TASK DESCRIPTION
All of the data should be output character for character, except the pictures.

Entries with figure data
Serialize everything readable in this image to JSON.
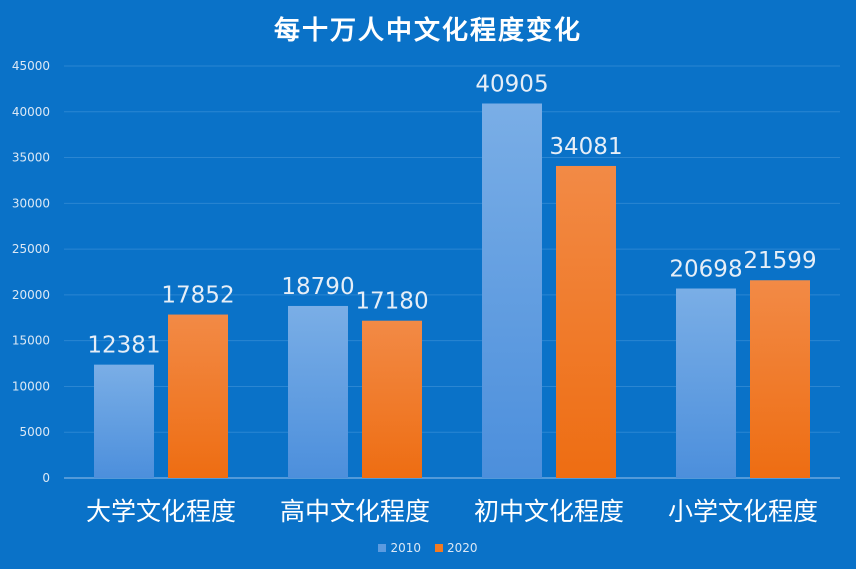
{
  "chart_data": {
    "type": "bar",
    "title": "每十万人中文化程度变化",
    "categories": [
      "大学文化程度",
      "高中文化程度",
      "初中文化程度",
      "小学文化程度"
    ],
    "series": [
      {
        "name": "2010",
        "values": [
          12381,
          18790,
          40905,
          20698
        ],
        "color": "#5b9be0"
      },
      {
        "name": "2020",
        "values": [
          17852,
          17180,
          34081,
          21599
        ],
        "color": "#f27a22"
      }
    ],
    "ylim": [
      0,
      45000
    ],
    "yticks": [
      0,
      5000,
      10000,
      15000,
      20000,
      25000,
      30000,
      35000,
      40000,
      45000
    ],
    "grid": true,
    "legend": "bottom",
    "xlabel": "",
    "ylabel": ""
  }
}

RESULT OF THE EXERCISE
Serialize everything readable in this image to JSON.
{
  "chart_data": {
    "type": "bar",
    "title": "每十万人中文化程度变化",
    "categories": [
      "大学文化程度",
      "高中文化程度",
      "初中文化程度",
      "小学文化程度"
    ],
    "series": [
      {
        "name": "2010",
        "values": [
          12381,
          18790,
          40905,
          20698
        ],
        "color": "#5b9be0"
      },
      {
        "name": "2020",
        "values": [
          17852,
          17180,
          34081,
          21599
        ],
        "color": "#f27a22"
      }
    ],
    "ylim": [
      0,
      45000
    ],
    "yticks": [
      0,
      5000,
      10000,
      15000,
      20000,
      25000,
      30000,
      35000,
      40000,
      45000
    ],
    "grid": true,
    "legend": "bottom",
    "xlabel": "",
    "ylabel": ""
  }
}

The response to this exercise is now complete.